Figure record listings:
___

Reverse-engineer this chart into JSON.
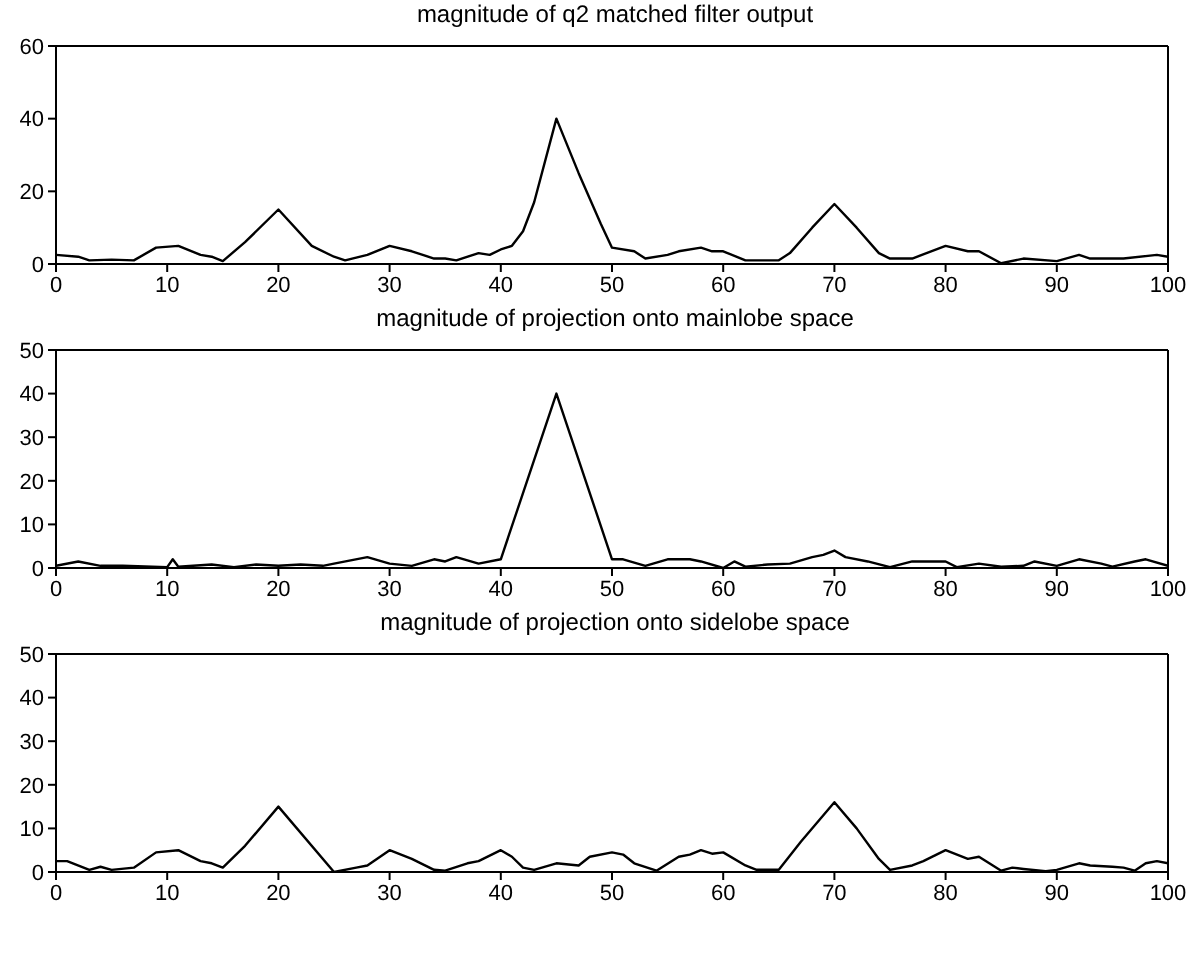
{
  "chart_data": [
    {
      "type": "line",
      "title": "magnitude of q2 matched filter output",
      "xlim": [
        0,
        100
      ],
      "xticks": [
        0,
        10,
        20,
        30,
        40,
        50,
        60,
        70,
        80,
        90,
        100
      ],
      "ylim": [
        0,
        60
      ],
      "yticks": [
        0,
        20,
        40,
        60
      ],
      "marker": "none",
      "line_style": "solid",
      "series": [
        {
          "color": "#000000",
          "x": [
            0,
            2,
            3,
            5,
            7,
            9,
            11,
            13,
            14,
            15,
            17,
            20,
            23,
            25,
            26,
            28,
            30,
            32,
            34,
            35,
            36,
            38,
            39,
            40,
            41,
            42,
            43,
            45,
            47,
            49,
            50,
            52,
            53,
            55,
            56,
            58,
            59,
            60,
            62,
            65,
            66,
            68,
            70,
            72,
            74,
            75,
            77,
            80,
            82,
            83,
            85,
            87,
            90,
            92,
            93,
            96,
            99,
            100
          ],
          "values": [
            2.5,
            2,
            1,
            1.2,
            1,
            4.5,
            5,
            2.5,
            2,
            0.8,
            6,
            15,
            5,
            2,
            1,
            2.5,
            5,
            3.5,
            1.5,
            1.5,
            1,
            3,
            2.5,
            4,
            5,
            9,
            17,
            40,
            25,
            11,
            4.5,
            3.5,
            1.5,
            2.5,
            3.5,
            4.5,
            3.5,
            3.5,
            1,
            1,
            3,
            10,
            16.5,
            10,
            3,
            1.5,
            1.5,
            5,
            3.5,
            3.5,
            0.2,
            1.5,
            0.8,
            2.5,
            1.5,
            1.5,
            2.5,
            2
          ]
        }
      ]
    },
    {
      "type": "line",
      "title": "magnitude of projection onto mainlobe space",
      "xlim": [
        0,
        100
      ],
      "xticks": [
        0,
        10,
        20,
        30,
        40,
        50,
        60,
        70,
        80,
        90,
        100
      ],
      "ylim": [
        0,
        50
      ],
      "yticks": [
        0,
        10,
        20,
        30,
        40,
        50
      ],
      "marker": "none",
      "line_style": "solid",
      "series": [
        {
          "color": "#000000",
          "x": [
            0,
            2,
            4,
            6,
            10,
            10.5,
            11,
            14,
            16,
            18,
            20,
            22,
            24,
            25,
            28,
            30,
            32,
            34,
            35,
            36,
            38,
            40,
            45,
            50,
            51,
            53,
            55,
            57,
            58,
            60,
            61,
            62,
            64,
            66,
            68,
            69,
            70,
            71,
            73,
            75,
            77,
            80,
            81,
            83,
            85,
            87,
            88,
            90,
            92,
            94,
            95,
            97,
            98,
            100
          ],
          "values": [
            0.5,
            1.5,
            0.5,
            0.5,
            0.2,
            2,
            0.3,
            0.8,
            0.2,
            0.8,
            0.5,
            0.8,
            0.5,
            1,
            2.5,
            1,
            0.5,
            2,
            1.5,
            2.5,
            1,
            2,
            40,
            2,
            2,
            0.5,
            2,
            2,
            1.5,
            0,
            1.5,
            0.3,
            0.8,
            1,
            2.5,
            3,
            4,
            2.5,
            1.5,
            0.2,
            1.5,
            1.5,
            0.2,
            1,
            0.3,
            0.5,
            1.5,
            0.5,
            2,
            1,
            0.3,
            1.5,
            2,
            0.5
          ]
        }
      ]
    },
    {
      "type": "line",
      "title": "magnitude of projection onto sidelobe space",
      "xlim": [
        0,
        100
      ],
      "xticks": [
        0,
        10,
        20,
        30,
        40,
        50,
        60,
        70,
        80,
        90,
        100
      ],
      "ylim": [
        0,
        50
      ],
      "yticks": [
        0,
        10,
        20,
        30,
        40,
        50
      ],
      "marker": "none",
      "line_style": "solid",
      "series": [
        {
          "color": "#000000",
          "x": [
            0,
            1,
            3,
            4,
            5,
            7,
            9,
            11,
            13,
            14,
            15,
            17,
            20,
            25,
            27,
            28,
            30,
            32,
            34,
            35,
            37,
            38,
            40,
            41,
            42,
            43,
            45,
            47,
            48,
            50,
            51,
            52,
            54,
            56,
            57,
            58,
            59,
            60,
            62,
            63,
            65,
            67,
            70,
            72,
            74,
            75,
            77,
            78,
            80,
            82,
            83,
            85,
            86,
            87,
            89,
            90,
            92,
            93,
            95,
            96,
            97,
            98,
            99,
            100
          ],
          "values": [
            2.5,
            2.5,
            0.5,
            1.2,
            0.5,
            1,
            4.5,
            5,
            2.5,
            2,
            1,
            6,
            15,
            0,
            1,
            1.5,
            5,
            3,
            0.5,
            0.3,
            2,
            2.5,
            5,
            3.5,
            1,
            0.5,
            2,
            1.5,
            3.5,
            4.5,
            4,
            2,
            0.3,
            3.5,
            4,
            5,
            4.2,
            4.5,
            1.5,
            0.5,
            0.5,
            7,
            16,
            10,
            3,
            0.5,
            1.5,
            2.5,
            5,
            3,
            3.5,
            0.3,
            1,
            0.7,
            0.2,
            0.5,
            2,
            1.5,
            1.2,
            1,
            0.3,
            2,
            2.5,
            2
          ]
        }
      ]
    }
  ]
}
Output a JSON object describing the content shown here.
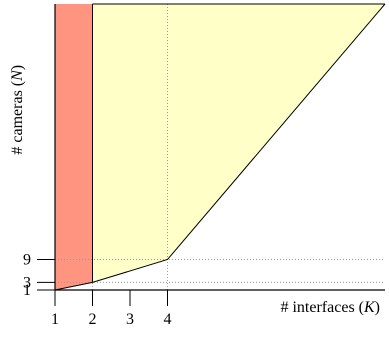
{
  "chart_data": {
    "type": "area",
    "title": "",
    "xlabel_prefix": "# interfaces (",
    "xlabel_var": "K",
    "xlabel_suffix": ")",
    "ylabel_prefix": "# cameras (",
    "ylabel_var": "N",
    "ylabel_suffix": ")",
    "xlim": [
      1,
      9.8
    ],
    "ylim": [
      1,
      76
    ],
    "x_ticks": [
      1,
      2,
      3,
      4
    ],
    "x_tick_labels": [
      "1",
      "2",
      "3",
      "4"
    ],
    "y_ticks": [
      1,
      3,
      9
    ],
    "y_tick_labels": [
      "1",
      "3",
      "9"
    ],
    "boundary_curve": {
      "x": [
        1,
        2,
        4,
        9.8
      ],
      "y": [
        1,
        3,
        9,
        76
      ]
    },
    "regions": [
      {
        "id": "K_below_2",
        "x_range": [
          1,
          2
        ],
        "color": "#ff9480"
      },
      {
        "id": "K_2_and_above",
        "x_range": [
          2,
          9.8
        ],
        "color": "#ffffc8"
      }
    ],
    "grid": "dotted lines at x=2, x=4, y=3, y=9"
  }
}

___

WHAT YOU SHOULD DO: Copy the listing exactly. Any image in it stays out of the copy.

ANSWER TO THE TASK:
Reverse-engineer this chart into JSON.
{
  "chart_data": [
    {
      "type": "line",
      "title": "magnitude of q2 matched filter output",
      "xlim": [
        0,
        100
      ],
      "xticks": [
        0,
        10,
        20,
        30,
        40,
        50,
        60,
        70,
        80,
        90,
        100
      ],
      "ylim": [
        0,
        60
      ],
      "yticks": [
        0,
        20,
        40,
        60
      ],
      "marker": "none",
      "line_style": "solid",
      "series": [
        {
          "color": "#000000",
          "x": [
            0,
            2,
            3,
            5,
            7,
            9,
            11,
            13,
            14,
            15,
            17,
            20,
            23,
            25,
            26,
            28,
            30,
            32,
            34,
            35,
            36,
            38,
            39,
            40,
            41,
            42,
            43,
            45,
            47,
            49,
            50,
            52,
            53,
            55,
            56,
            58,
            59,
            60,
            62,
            65,
            66,
            68,
            70,
            72,
            74,
            75,
            77,
            80,
            82,
            83,
            85,
            87,
            90,
            92,
            93,
            96,
            99,
            100
          ],
          "values": [
            2.5,
            2,
            1,
            1.2,
            1,
            4.5,
            5,
            2.5,
            2,
            0.8,
            6,
            15,
            5,
            2,
            1,
            2.5,
            5,
            3.5,
            1.5,
            1.5,
            1,
            3,
            2.5,
            4,
            5,
            9,
            17,
            40,
            25,
            11,
            4.5,
            3.5,
            1.5,
            2.5,
            3.5,
            4.5,
            3.5,
            3.5,
            1,
            1,
            3,
            10,
            16.5,
            10,
            3,
            1.5,
            1.5,
            5,
            3.5,
            3.5,
            0.2,
            1.5,
            0.8,
            2.5,
            1.5,
            1.5,
            2.5,
            2
          ]
        }
      ]
    },
    {
      "type": "line",
      "title": "magnitude of projection onto mainlobe space",
      "xlim": [
        0,
        100
      ],
      "xticks": [
        0,
        10,
        20,
        30,
        40,
        50,
        60,
        70,
        80,
        90,
        100
      ],
      "ylim": [
        0,
        50
      ],
      "yticks": [
        0,
        10,
        20,
        30,
        40,
        50
      ],
      "marker": "none",
      "line_style": "solid",
      "series": [
        {
          "color": "#000000",
          "x": [
            0,
            2,
            4,
            6,
            10,
            10.5,
            11,
            14,
            16,
            18,
            20,
            22,
            24,
            25,
            28,
            30,
            32,
            34,
            35,
            36,
            38,
            40,
            45,
            50,
            51,
            53,
            55,
            57,
            58,
            60,
            61,
            62,
            64,
            66,
            68,
            69,
            70,
            71,
            73,
            75,
            77,
            80,
            81,
            83,
            85,
            87,
            88,
            90,
            92,
            94,
            95,
            97,
            98,
            100
          ],
          "values": [
            0.5,
            1.5,
            0.5,
            0.5,
            0.2,
            2,
            0.3,
            0.8,
            0.2,
            0.8,
            0.5,
            0.8,
            0.5,
            1,
            2.5,
            1,
            0.5,
            2,
            1.5,
            2.5,
            1,
            2,
            40,
            2,
            2,
            0.5,
            2,
            2,
            1.5,
            0,
            1.5,
            0.3,
            0.8,
            1,
            2.5,
            3,
            4,
            2.5,
            1.5,
            0.2,
            1.5,
            1.5,
            0.2,
            1,
            0.3,
            0.5,
            1.5,
            0.5,
            2,
            1,
            0.3,
            1.5,
            2,
            0.5
          ]
        }
      ]
    },
    {
      "type": "line",
      "title": "magnitude of projection onto sidelobe space",
      "xlim": [
        0,
        100
      ],
      "xticks": [
        0,
        10,
        20,
        30,
        40,
        50,
        60,
        70,
        80,
        90,
        100
      ],
      "ylim": [
        0,
        50
      ],
      "yticks": [
        0,
        10,
        20,
        30,
        40,
        50
      ],
      "marker": "none",
      "line_style": "solid",
      "series": [
        {
          "color": "#000000",
          "x": [
            0,
            1,
            3,
            4,
            5,
            7,
            9,
            11,
            13,
            14,
            15,
            17,
            20,
            25,
            27,
            28,
            30,
            32,
            34,
            35,
            37,
            38,
            40,
            41,
            42,
            43,
            45,
            47,
            48,
            50,
            51,
            52,
            54,
            56,
            57,
            58,
            59,
            60,
            62,
            63,
            65,
            67,
            70,
            72,
            74,
            75,
            77,
            78,
            80,
            82,
            83,
            85,
            86,
            87,
            89,
            90,
            92,
            93,
            95,
            96,
            97,
            98,
            99,
            100
          ],
          "values": [
            2.5,
            2.5,
            0.5,
            1.2,
            0.5,
            1,
            4.5,
            5,
            2.5,
            2,
            1,
            6,
            15,
            0,
            1,
            1.5,
            5,
            3,
            0.5,
            0.3,
            2,
            2.5,
            5,
            3.5,
            1,
            0.5,
            2,
            1.5,
            3.5,
            4.5,
            4,
            2,
            0.3,
            3.5,
            4,
            5,
            4.2,
            4.5,
            1.5,
            0.5,
            0.5,
            7,
            16,
            10,
            3,
            0.5,
            1.5,
            2.5,
            5,
            3,
            3.5,
            0.3,
            1,
            0.7,
            0.2,
            0.5,
            2,
            1.5,
            1.2,
            1,
            0.3,
            2,
            2.5,
            2
          ]
        }
      ]
    }
  ]
}
Output a JSON object describing the content shown here.
{
  "chart_data": {
    "type": "area",
    "title": "",
    "xlabel_prefix": "# interfaces (",
    "xlabel_var": "K",
    "xlabel_suffix": ")",
    "ylabel_prefix": "# cameras (",
    "ylabel_var": "N",
    "ylabel_suffix": ")",
    "xlim": [
      1,
      9.8
    ],
    "ylim": [
      1,
      76
    ],
    "x_ticks": [
      1,
      2,
      3,
      4
    ],
    "x_tick_labels": [
      "1",
      "2",
      "3",
      "4"
    ],
    "y_ticks": [
      1,
      3,
      9
    ],
    "y_tick_labels": [
      "1",
      "3",
      "9"
    ],
    "boundary_curve": {
      "x": [
        1,
        2,
        4,
        9.8
      ],
      "y": [
        1,
        3,
        9,
        76
      ]
    },
    "regions": [
      {
        "id": "K_below_2",
        "x_range": [
          1,
          2
        ],
        "color": "#ff9480"
      },
      {
        "id": "K_2_and_above",
        "x_range": [
          2,
          9.8
        ],
        "color": "#ffffc8"
      }
    ],
    "grid": "dotted lines at x=2, x=4, y=3, y=9"
  }
}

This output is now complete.